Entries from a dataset
═══

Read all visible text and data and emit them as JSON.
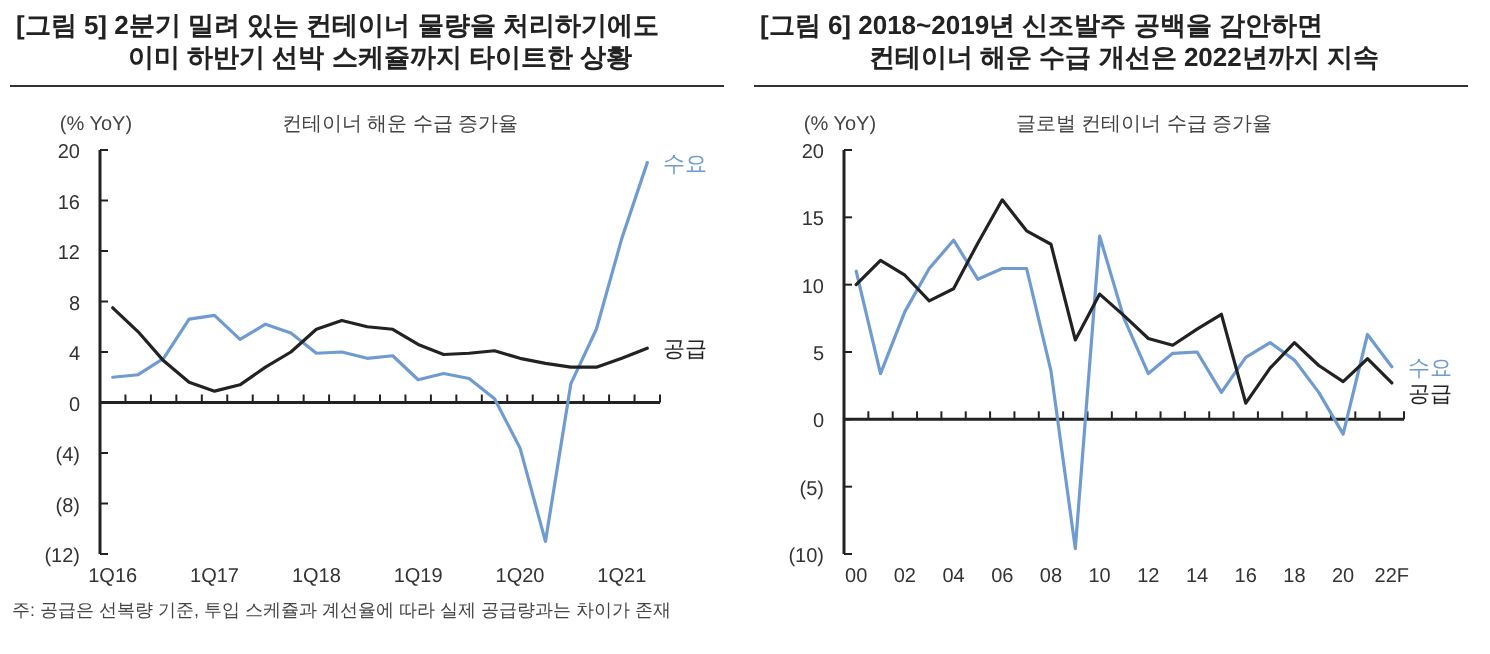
{
  "chart_data": [
    {
      "type": "line",
      "title": "[그림 5] 2분기 밀려 있는 컨테이너 물량을 처리하기에도\n이미 하반기 선박 스케쥴까지 타이트한 상황",
      "subtitle": "컨테이너 해운 수급 증가율",
      "ylabel": "(% YoY)",
      "categories": [
        "1Q16",
        null,
        null,
        null,
        "1Q17",
        null,
        null,
        null,
        "1Q18",
        null,
        null,
        null,
        "1Q19",
        null,
        null,
        null,
        "1Q20",
        null,
        null,
        null,
        "1Q21",
        null
      ],
      "ylim": [
        -12,
        20
      ],
      "yticks": [
        {
          "value": -12,
          "label": "(12)"
        },
        {
          "value": -8,
          "label": "(8)"
        },
        {
          "value": -4,
          "label": "(4)"
        },
        0,
        4,
        8,
        12,
        16,
        20
      ],
      "series": [
        {
          "name": "수요",
          "color": "#6f9bd1",
          "values": [
            2.0,
            2.2,
            3.5,
            6.6,
            6.9,
            5.0,
            6.2,
            5.5,
            3.9,
            4.0,
            3.5,
            3.7,
            1.8,
            2.3,
            1.9,
            0.3,
            -3.6,
            -11.0,
            1.5,
            5.8,
            13.0,
            19.0
          ]
        },
        {
          "name": "공급",
          "color": "#222222",
          "values": [
            7.5,
            5.6,
            3.3,
            1.6,
            0.9,
            1.4,
            2.8,
            4.0,
            5.8,
            6.5,
            6.0,
            5.8,
            4.6,
            3.8,
            3.9,
            4.1,
            3.5,
            3.1,
            2.8,
            2.8,
            3.5,
            4.3
          ]
        }
      ],
      "annotations": [
        "주: 공급은 선복량 기준, 투입 스케쥴과 계선율에 따라 실제 공급량과는 차이가 존재"
      ]
    },
    {
      "type": "line",
      "title": "[그림 6] 2018~2019년 신조발주 공백을 감안하면\n컨테이너 해운 수급 개선은 2022년까지 지속",
      "subtitle": "글로벌 컨테이너 수급 증가율",
      "ylabel": "(% YoY)",
      "categories": [
        "00",
        null,
        "02",
        null,
        "04",
        null,
        "06",
        null,
        "08",
        null,
        "10",
        null,
        "12",
        null,
        "14",
        null,
        "16",
        null,
        "18",
        null,
        "20",
        null,
        "22F"
      ],
      "ylim": [
        -10,
        20
      ],
      "yticks": [
        {
          "value": -10,
          "label": "(10)"
        },
        {
          "value": -5,
          "label": "(5)"
        },
        0,
        5,
        10,
        15,
        20
      ],
      "series": [
        {
          "name": "수요",
          "color": "#6f9bd1",
          "values": [
            11.0,
            3.4,
            8.0,
            11.2,
            13.3,
            10.4,
            11.2,
            11.2,
            3.6,
            -9.6,
            13.6,
            7.5,
            3.4,
            4.9,
            5.0,
            2.0,
            4.6,
            5.7,
            4.4,
            2.0,
            -1.1,
            6.3,
            3.9
          ]
        },
        {
          "name": "공급",
          "color": "#222222",
          "values": [
            10.0,
            11.8,
            10.7,
            8.8,
            9.7,
            13.1,
            16.3,
            14.0,
            13.0,
            5.9,
            9.3,
            7.7,
            6.0,
            5.5,
            6.7,
            7.8,
            1.2,
            3.8,
            5.7,
            4.0,
            2.8,
            4.5,
            2.7
          ]
        }
      ]
    }
  ]
}
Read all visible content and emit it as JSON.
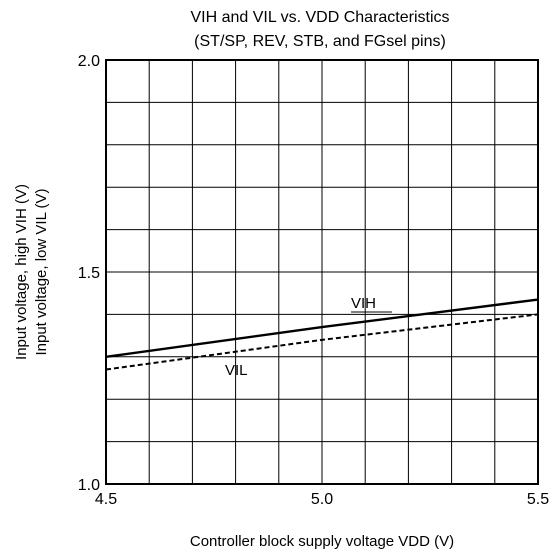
{
  "chart_data": {
    "type": "line",
    "title_lines": [
      "VIH and VIL vs. VDD Characteristics",
      "(ST/SP, REV, STB, and FGsel pins)"
    ],
    "xlabel": "Controller block supply voltage VDD (V)",
    "ylabel_lines": [
      "Input voltage, high VIH (V)",
      "Input voltage, low VIL (V)"
    ],
    "xlim": [
      4.5,
      5.5
    ],
    "ylim": [
      1.0,
      2.0
    ],
    "x_ticks": [
      "4.5",
      "5.0",
      "5.5"
    ],
    "y_ticks": [
      "1.0",
      "1.5",
      "2.0"
    ],
    "grid": true,
    "series": [
      {
        "name": "VIH",
        "style": "solid",
        "color": "#000000",
        "x": [
          4.5,
          5.0,
          5.5
        ],
        "y": [
          1.3,
          1.37,
          1.435
        ]
      },
      {
        "name": "VIL",
        "style": "dashed",
        "color": "#000000",
        "x": [
          4.5,
          5.0,
          5.5
        ],
        "y": [
          1.27,
          1.34,
          1.4
        ]
      }
    ]
  }
}
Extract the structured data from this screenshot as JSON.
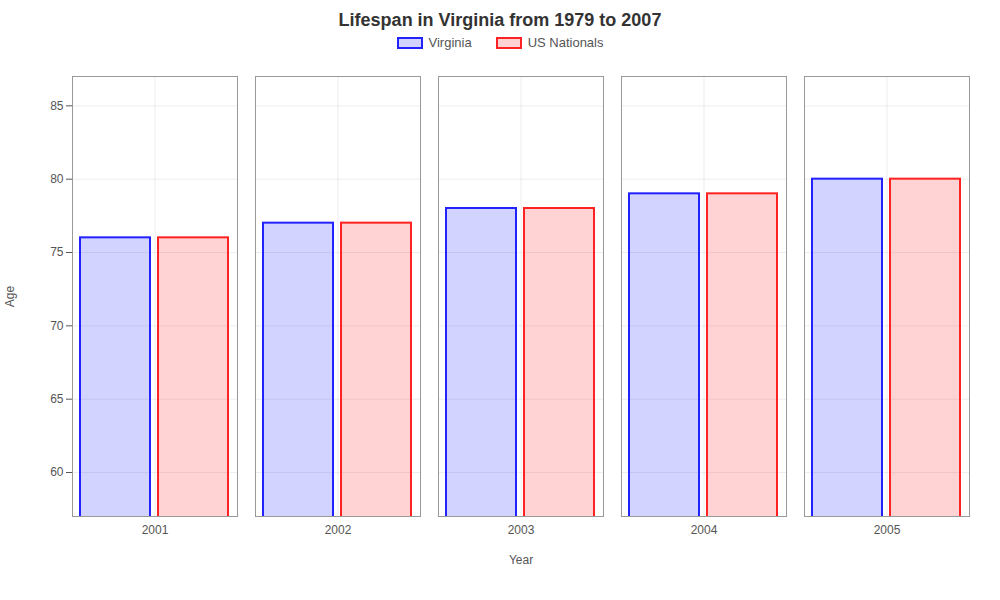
{
  "chart_data": {
    "type": "bar",
    "title": "Lifespan in Virginia from 1979 to 2007",
    "x_label": "Year",
    "y_label": "Age",
    "categories": [
      "2001",
      "2002",
      "2003",
      "2004",
      "2005"
    ],
    "series": [
      {
        "name": "Virginia",
        "color": "#2222ff",
        "values": [
          76,
          77,
          78,
          79,
          80
        ]
      },
      {
        "name": "US Nationals",
        "color": "#ff2222",
        "values": [
          76,
          77,
          78,
          79,
          80
        ]
      }
    ],
    "ylim": [
      57,
      87
    ],
    "yticks": [
      60,
      65,
      70,
      75,
      80,
      85
    ],
    "grid": true,
    "legend": "top"
  }
}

═══

▶ _DIRECTIONS_
Copy the material shown above in full and exactly. Skip the pictures.

▶ _FINISHED EXERCISE_
Read all visible text and data and emit them as JSON.
{
  "chart_data": [
    {
      "type": "line",
      "title": "[그림 5] 2분기 밀려 있는 컨테이너 물량을 처리하기에도\n이미 하반기 선박 스케쥴까지 타이트한 상황",
      "subtitle": "컨테이너 해운 수급 증가율",
      "ylabel": "(% YoY)",
      "categories": [
        "1Q16",
        null,
        null,
        null,
        "1Q17",
        null,
        null,
        null,
        "1Q18",
        null,
        null,
        null,
        "1Q19",
        null,
        null,
        null,
        "1Q20",
        null,
        null,
        null,
        "1Q21",
        null
      ],
      "ylim": [
        -12,
        20
      ],
      "yticks": [
        {
          "value": -12,
          "label": "(12)"
        },
        {
          "value": -8,
          "label": "(8)"
        },
        {
          "value": -4,
          "label": "(4)"
        },
        0,
        4,
        8,
        12,
        16,
        20
      ],
      "series": [
        {
          "name": "수요",
          "color": "#6f9bd1",
          "values": [
            2.0,
            2.2,
            3.5,
            6.6,
            6.9,
            5.0,
            6.2,
            5.5,
            3.9,
            4.0,
            3.5,
            3.7,
            1.8,
            2.3,
            1.9,
            0.3,
            -3.6,
            -11.0,
            1.5,
            5.8,
            13.0,
            19.0
          ]
        },
        {
          "name": "공급",
          "color": "#222222",
          "values": [
            7.5,
            5.6,
            3.3,
            1.6,
            0.9,
            1.4,
            2.8,
            4.0,
            5.8,
            6.5,
            6.0,
            5.8,
            4.6,
            3.8,
            3.9,
            4.1,
            3.5,
            3.1,
            2.8,
            2.8,
            3.5,
            4.3
          ]
        }
      ],
      "annotations": [
        "주: 공급은 선복량 기준, 투입 스케쥴과 계선율에 따라 실제 공급량과는 차이가 존재"
      ]
    },
    {
      "type": "line",
      "title": "[그림 6] 2018~2019년 신조발주 공백을 감안하면\n컨테이너 해운 수급 개선은 2022년까지 지속",
      "subtitle": "글로벌 컨테이너 수급 증가율",
      "ylabel": "(% YoY)",
      "categories": [
        "00",
        null,
        "02",
        null,
        "04",
        null,
        "06",
        null,
        "08",
        null,
        "10",
        null,
        "12",
        null,
        "14",
        null,
        "16",
        null,
        "18",
        null,
        "20",
        null,
        "22F"
      ],
      "ylim": [
        -10,
        20
      ],
      "yticks": [
        {
          "value": -10,
          "label": "(10)"
        },
        {
          "value": -5,
          "label": "(5)"
        },
        0,
        5,
        10,
        15,
        20
      ],
      "series": [
        {
          "name": "수요",
          "color": "#6f9bd1",
          "values": [
            11.0,
            3.4,
            8.0,
            11.2,
            13.3,
            10.4,
            11.2,
            11.2,
            3.6,
            -9.6,
            13.6,
            7.5,
            3.4,
            4.9,
            5.0,
            2.0,
            4.6,
            5.7,
            4.4,
            2.0,
            -1.1,
            6.3,
            3.9
          ]
        },
        {
          "name": "공급",
          "color": "#222222",
          "values": [
            10.0,
            11.8,
            10.7,
            8.8,
            9.7,
            13.1,
            16.3,
            14.0,
            13.0,
            5.9,
            9.3,
            7.7,
            6.0,
            5.5,
            6.7,
            7.8,
            1.2,
            3.8,
            5.7,
            4.0,
            2.8,
            4.5,
            2.7
          ]
        }
      ]
    }
  ]
}
Read all visible content and emit it as JSON.
{
  "chart_data": {
    "type": "line",
    "title_lines": [
      "VIH and VIL vs. VDD Characteristics",
      "(ST/SP, REV, STB, and FGsel pins)"
    ],
    "xlabel": "Controller block supply voltage VDD (V)",
    "ylabel_lines": [
      "Input voltage, high VIH (V)",
      "Input voltage, low VIL (V)"
    ],
    "xlim": [
      4.5,
      5.5
    ],
    "ylim": [
      1.0,
      2.0
    ],
    "x_ticks": [
      "4.5",
      "5.0",
      "5.5"
    ],
    "y_ticks": [
      "1.0",
      "1.5",
      "2.0"
    ],
    "grid": true,
    "series": [
      {
        "name": "VIH",
        "style": "solid",
        "color": "#000000",
        "x": [
          4.5,
          5.0,
          5.5
        ],
        "y": [
          1.3,
          1.37,
          1.435
        ]
      },
      {
        "name": "VIL",
        "style": "dashed",
        "color": "#000000",
        "x": [
          4.5,
          5.0,
          5.5
        ],
        "y": [
          1.27,
          1.34,
          1.4
        ]
      }
    ]
  }
}
Extract the structured data from this screenshot as JSON.
{
  "chart_data": {
    "type": "bar",
    "title": "Lifespan in Virginia from 1979 to 2007",
    "x_label": "Year",
    "y_label": "Age",
    "categories": [
      "2001",
      "2002",
      "2003",
      "2004",
      "2005"
    ],
    "series": [
      {
        "name": "Virginia",
        "color": "#2222ff",
        "values": [
          76,
          77,
          78,
          79,
          80
        ]
      },
      {
        "name": "US Nationals",
        "color": "#ff2222",
        "values": [
          76,
          77,
          78,
          79,
          80
        ]
      }
    ],
    "ylim": [
      57,
      87
    ],
    "yticks": [
      60,
      65,
      70,
      75,
      80,
      85
    ],
    "grid": true,
    "legend": "top"
  }
}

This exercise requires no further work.